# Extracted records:
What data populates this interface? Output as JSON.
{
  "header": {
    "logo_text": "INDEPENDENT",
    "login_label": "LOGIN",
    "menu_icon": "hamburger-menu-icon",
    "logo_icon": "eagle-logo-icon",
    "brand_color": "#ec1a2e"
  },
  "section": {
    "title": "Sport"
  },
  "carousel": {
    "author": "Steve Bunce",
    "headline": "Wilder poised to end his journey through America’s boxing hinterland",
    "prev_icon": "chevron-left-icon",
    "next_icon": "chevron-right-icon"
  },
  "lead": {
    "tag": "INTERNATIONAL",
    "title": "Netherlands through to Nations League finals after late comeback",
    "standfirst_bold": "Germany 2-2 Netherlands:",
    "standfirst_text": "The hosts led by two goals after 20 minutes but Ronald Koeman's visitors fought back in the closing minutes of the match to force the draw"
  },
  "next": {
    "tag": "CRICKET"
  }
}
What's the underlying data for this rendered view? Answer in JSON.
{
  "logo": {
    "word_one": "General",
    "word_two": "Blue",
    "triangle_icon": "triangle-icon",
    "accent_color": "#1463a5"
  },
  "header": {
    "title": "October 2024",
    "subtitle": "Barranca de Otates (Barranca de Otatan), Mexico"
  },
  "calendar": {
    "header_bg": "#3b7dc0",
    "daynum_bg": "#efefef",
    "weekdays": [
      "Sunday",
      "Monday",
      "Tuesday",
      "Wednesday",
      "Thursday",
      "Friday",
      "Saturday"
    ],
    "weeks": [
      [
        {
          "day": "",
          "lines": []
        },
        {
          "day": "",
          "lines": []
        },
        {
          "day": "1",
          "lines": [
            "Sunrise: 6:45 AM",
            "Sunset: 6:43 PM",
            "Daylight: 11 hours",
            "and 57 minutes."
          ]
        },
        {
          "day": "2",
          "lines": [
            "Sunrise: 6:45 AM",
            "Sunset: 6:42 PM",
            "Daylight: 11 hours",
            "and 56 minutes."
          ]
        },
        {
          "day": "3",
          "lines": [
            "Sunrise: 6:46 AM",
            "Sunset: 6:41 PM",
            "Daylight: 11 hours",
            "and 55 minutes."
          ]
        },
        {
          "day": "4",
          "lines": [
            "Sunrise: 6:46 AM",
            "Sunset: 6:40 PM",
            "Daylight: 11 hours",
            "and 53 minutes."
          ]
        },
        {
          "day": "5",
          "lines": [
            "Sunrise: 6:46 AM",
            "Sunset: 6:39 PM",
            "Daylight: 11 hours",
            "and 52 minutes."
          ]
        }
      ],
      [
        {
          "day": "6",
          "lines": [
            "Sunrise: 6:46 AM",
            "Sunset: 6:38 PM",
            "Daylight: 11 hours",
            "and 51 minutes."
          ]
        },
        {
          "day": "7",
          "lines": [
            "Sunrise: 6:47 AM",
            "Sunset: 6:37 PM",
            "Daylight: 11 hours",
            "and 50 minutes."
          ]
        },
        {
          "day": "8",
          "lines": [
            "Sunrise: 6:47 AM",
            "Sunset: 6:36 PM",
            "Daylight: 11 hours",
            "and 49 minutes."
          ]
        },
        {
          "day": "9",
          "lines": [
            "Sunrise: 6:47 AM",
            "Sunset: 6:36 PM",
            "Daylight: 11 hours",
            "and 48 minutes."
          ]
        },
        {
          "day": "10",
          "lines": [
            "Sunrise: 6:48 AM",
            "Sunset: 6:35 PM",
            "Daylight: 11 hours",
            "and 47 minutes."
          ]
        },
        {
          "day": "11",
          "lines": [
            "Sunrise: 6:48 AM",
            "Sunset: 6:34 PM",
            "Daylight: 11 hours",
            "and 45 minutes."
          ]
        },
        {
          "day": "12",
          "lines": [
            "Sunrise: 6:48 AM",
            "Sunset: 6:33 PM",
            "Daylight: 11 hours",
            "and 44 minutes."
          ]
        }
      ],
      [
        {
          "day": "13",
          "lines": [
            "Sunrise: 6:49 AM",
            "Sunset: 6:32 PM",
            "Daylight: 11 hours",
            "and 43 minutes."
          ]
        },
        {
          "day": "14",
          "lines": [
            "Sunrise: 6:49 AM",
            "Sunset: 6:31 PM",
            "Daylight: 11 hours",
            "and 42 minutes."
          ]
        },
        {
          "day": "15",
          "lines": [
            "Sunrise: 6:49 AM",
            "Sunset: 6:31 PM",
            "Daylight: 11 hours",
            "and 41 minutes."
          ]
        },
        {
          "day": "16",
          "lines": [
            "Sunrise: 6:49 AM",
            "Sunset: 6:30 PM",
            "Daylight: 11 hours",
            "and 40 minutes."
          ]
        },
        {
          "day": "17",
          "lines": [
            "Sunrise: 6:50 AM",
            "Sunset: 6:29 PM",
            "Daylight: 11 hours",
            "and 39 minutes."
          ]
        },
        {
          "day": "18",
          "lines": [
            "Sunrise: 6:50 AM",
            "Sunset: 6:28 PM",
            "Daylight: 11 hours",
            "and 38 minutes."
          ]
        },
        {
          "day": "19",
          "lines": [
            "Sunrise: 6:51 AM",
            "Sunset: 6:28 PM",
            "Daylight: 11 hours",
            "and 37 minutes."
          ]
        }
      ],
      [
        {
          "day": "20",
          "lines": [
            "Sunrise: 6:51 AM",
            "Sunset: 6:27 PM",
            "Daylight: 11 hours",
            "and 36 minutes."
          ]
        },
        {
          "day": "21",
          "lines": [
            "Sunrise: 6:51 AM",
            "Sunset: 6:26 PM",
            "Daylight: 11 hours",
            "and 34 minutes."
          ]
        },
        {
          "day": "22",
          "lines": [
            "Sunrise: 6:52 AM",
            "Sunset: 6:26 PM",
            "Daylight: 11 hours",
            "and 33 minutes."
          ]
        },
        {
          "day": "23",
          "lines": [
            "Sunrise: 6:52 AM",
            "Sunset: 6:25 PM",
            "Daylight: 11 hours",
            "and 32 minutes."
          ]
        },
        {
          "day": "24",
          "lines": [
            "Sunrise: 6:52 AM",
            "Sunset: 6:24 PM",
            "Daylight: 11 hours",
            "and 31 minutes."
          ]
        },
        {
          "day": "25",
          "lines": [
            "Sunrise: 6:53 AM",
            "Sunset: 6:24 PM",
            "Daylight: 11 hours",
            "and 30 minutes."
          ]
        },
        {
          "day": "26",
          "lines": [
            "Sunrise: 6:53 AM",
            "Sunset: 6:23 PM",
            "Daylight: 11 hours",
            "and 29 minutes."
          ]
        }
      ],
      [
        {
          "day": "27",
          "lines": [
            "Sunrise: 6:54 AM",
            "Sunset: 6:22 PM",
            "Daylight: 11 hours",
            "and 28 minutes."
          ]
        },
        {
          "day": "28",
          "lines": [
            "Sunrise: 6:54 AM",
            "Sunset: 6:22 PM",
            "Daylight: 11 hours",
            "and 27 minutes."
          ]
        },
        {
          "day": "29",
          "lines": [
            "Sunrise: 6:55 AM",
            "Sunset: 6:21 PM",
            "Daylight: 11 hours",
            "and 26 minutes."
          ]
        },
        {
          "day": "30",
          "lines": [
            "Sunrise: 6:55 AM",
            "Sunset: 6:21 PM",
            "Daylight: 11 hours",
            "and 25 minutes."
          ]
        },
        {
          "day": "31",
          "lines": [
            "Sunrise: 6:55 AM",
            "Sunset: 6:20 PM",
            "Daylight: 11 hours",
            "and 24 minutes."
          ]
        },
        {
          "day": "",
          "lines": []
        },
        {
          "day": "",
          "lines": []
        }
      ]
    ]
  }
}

# WHAT IS EXPECTED:
Quote the entire listing above exactly.

# SOLUTION:
What data populates this interface? Output as JSON.
{
  "header": {
    "logo_text": "INDEPENDENT",
    "login_label": "LOGIN",
    "menu_icon": "hamburger-menu-icon",
    "logo_icon": "eagle-logo-icon",
    "brand_color": "#ec1a2e"
  },
  "section": {
    "title": "Sport"
  },
  "carousel": {
    "author": "Steve Bunce",
    "headline": "Wilder poised to end his journey through America’s boxing hinterland",
    "prev_icon": "chevron-left-icon",
    "next_icon": "chevron-right-icon"
  },
  "lead": {
    "tag": "INTERNATIONAL",
    "title": "Netherlands through to Nations League finals after late comeback",
    "standfirst_bold": "Germany 2-2 Netherlands:",
    "standfirst_text": "The hosts led by two goals after 20 minutes but Ronald Koeman's visitors fought back in the closing minutes of the match to force the draw"
  },
  "next": {
    "tag": "CRICKET"
  }
}
What's the underlying data for this rendered view? Answer in JSON.
{
  "logo": {
    "word_one": "General",
    "word_two": "Blue",
    "triangle_icon": "triangle-icon",
    "accent_color": "#1463a5"
  },
  "header": {
    "title": "October 2024",
    "subtitle": "Barranca de Otates (Barranca de Otatan), Mexico"
  },
  "calendar": {
    "header_bg": "#3b7dc0",
    "daynum_bg": "#efefef",
    "weekdays": [
      "Sunday",
      "Monday",
      "Tuesday",
      "Wednesday",
      "Thursday",
      "Friday",
      "Saturday"
    ],
    "weeks": [
      [
        {
          "day": "",
          "lines": []
        },
        {
          "day": "",
          "lines": []
        },
        {
          "day": "1",
          "lines": [
            "Sunrise: 6:45 AM",
            "Sunset: 6:43 PM",
            "Daylight: 11 hours",
            "and 57 minutes."
          ]
        },
        {
          "day": "2",
          "lines": [
            "Sunrise: 6:45 AM",
            "Sunset: 6:42 PM",
            "Daylight: 11 hours",
            "and 56 minutes."
          ]
        },
        {
          "day": "3",
          "lines": [
            "Sunrise: 6:46 AM",
            "Sunset: 6:41 PM",
            "Daylight: 11 hours",
            "and 55 minutes."
          ]
        },
        {
          "day": "4",
          "lines": [
            "Sunrise: 6:46 AM",
            "Sunset: 6:40 PM",
            "Daylight: 11 hours",
            "and 53 minutes."
          ]
        },
        {
          "day": "5",
          "lines": [
            "Sunrise: 6:46 AM",
            "Sunset: 6:39 PM",
            "Daylight: 11 hours",
            "and 52 minutes."
          ]
        }
      ],
      [
        {
          "day": "6",
          "lines": [
            "Sunrise: 6:46 AM",
            "Sunset: 6:38 PM",
            "Daylight: 11 hours",
            "and 51 minutes."
          ]
        },
        {
          "day": "7",
          "lines": [
            "Sunrise: 6:47 AM",
            "Sunset: 6:37 PM",
            "Daylight: 11 hours",
            "and 50 minutes."
          ]
        },
        {
          "day": "8",
          "lines": [
            "Sunrise: 6:47 AM",
            "Sunset: 6:36 PM",
            "Daylight: 11 hours",
            "and 49 minutes."
          ]
        },
        {
          "day": "9",
          "lines": [
            "Sunrise: 6:47 AM",
            "Sunset: 6:36 PM",
            "Daylight: 11 hours",
            "and 48 minutes."
          ]
        },
        {
          "day": "10",
          "lines": [
            "Sunrise: 6:48 AM",
            "Sunset: 6:35 PM",
            "Daylight: 11 hours",
            "and 47 minutes."
          ]
        },
        {
          "day": "11",
          "lines": [
            "Sunrise: 6:48 AM",
            "Sunset: 6:34 PM",
            "Daylight: 11 hours",
            "and 45 minutes."
          ]
        },
        {
          "day": "12",
          "lines": [
            "Sunrise: 6:48 AM",
            "Sunset: 6:33 PM",
            "Daylight: 11 hours",
            "and 44 minutes."
          ]
        }
      ],
      [
        {
          "day": "13",
          "lines": [
            "Sunrise: 6:49 AM",
            "Sunset: 6:32 PM",
            "Daylight: 11 hours",
            "and 43 minutes."
          ]
        },
        {
          "day": "14",
          "lines": [
            "Sunrise: 6:49 AM",
            "Sunset: 6:31 PM",
            "Daylight: 11 hours",
            "and 42 minutes."
          ]
        },
        {
          "day": "15",
          "lines": [
            "Sunrise: 6:49 AM",
            "Sunset: 6:31 PM",
            "Daylight: 11 hours",
            "and 41 minutes."
          ]
        },
        {
          "day": "16",
          "lines": [
            "Sunrise: 6:49 AM",
            "Sunset: 6:30 PM",
            "Daylight: 11 hours",
            "and 40 minutes."
          ]
        },
        {
          "day": "17",
          "lines": [
            "Sunrise: 6:50 AM",
            "Sunset: 6:29 PM",
            "Daylight: 11 hours",
            "and 39 minutes."
          ]
        },
        {
          "day": "18",
          "lines": [
            "Sunrise: 6:50 AM",
            "Sunset: 6:28 PM",
            "Daylight: 11 hours",
            "and 38 minutes."
          ]
        },
        {
          "day": "19",
          "lines": [
            "Sunrise: 6:51 AM",
            "Sunset: 6:28 PM",
            "Daylight: 11 hours",
            "and 37 minutes."
          ]
        }
      ],
      [
        {
          "day": "20",
          "lines": [
            "Sunrise: 6:51 AM",
            "Sunset: 6:27 PM",
            "Daylight: 11 hours",
            "and 36 minutes."
          ]
        },
        {
          "day": "21",
          "lines": [
            "Sunrise: 6:51 AM",
            "Sunset: 6:26 PM",
            "Daylight: 11 hours",
            "and 34 minutes."
          ]
        },
        {
          "day": "22",
          "lines": [
            "Sunrise: 6:52 AM",
            "Sunset: 6:26 PM",
            "Daylight: 11 hours",
            "and 33 minutes."
          ]
        },
        {
          "day": "23",
          "lines": [
            "Sunrise: 6:52 AM",
            "Sunset: 6:25 PM",
            "Daylight: 11 hours",
            "and 32 minutes."
          ]
        },
        {
          "day": "24",
          "lines": [
            "Sunrise: 6:52 AM",
            "Sunset: 6:24 PM",
            "Daylight: 11 hours",
            "and 31 minutes."
          ]
        },
        {
          "day": "25",
          "lines": [
            "Sunrise: 6:53 AM",
            "Sunset: 6:24 PM",
            "Daylight: 11 hours",
            "and 30 minutes."
          ]
        },
        {
          "day": "26",
          "lines": [
            "Sunrise: 6:53 AM",
            "Sunset: 6:23 PM",
            "Daylight: 11 hours",
            "and 29 minutes."
          ]
        }
      ],
      [
        {
          "day": "27",
          "lines": [
            "Sunrise: 6:54 AM",
            "Sunset: 6:22 PM",
            "Daylight: 11 hours",
            "and 28 minutes."
          ]
        },
        {
          "day": "28",
          "lines": [
            "Sunrise: 6:54 AM",
            "Sunset: 6:22 PM",
            "Daylight: 11 hours",
            "and 27 minutes."
          ]
        },
        {
          "day": "29",
          "lines": [
            "Sunrise: 6:55 AM",
            "Sunset: 6:21 PM",
            "Daylight: 11 hours",
            "and 26 minutes."
          ]
        },
        {
          "day": "30",
          "lines": [
            "Sunrise: 6:55 AM",
            "Sunset: 6:21 PM",
            "Daylight: 11 hours",
            "and 25 minutes."
          ]
        },
        {
          "day": "31",
          "lines": [
            "Sunrise: 6:55 AM",
            "Sunset: 6:20 PM",
            "Daylight: 11 hours",
            "and 24 minutes."
          ]
        },
        {
          "day": "",
          "lines": []
        },
        {
          "day": "",
          "lines": []
        }
      ]
    ]
  }
}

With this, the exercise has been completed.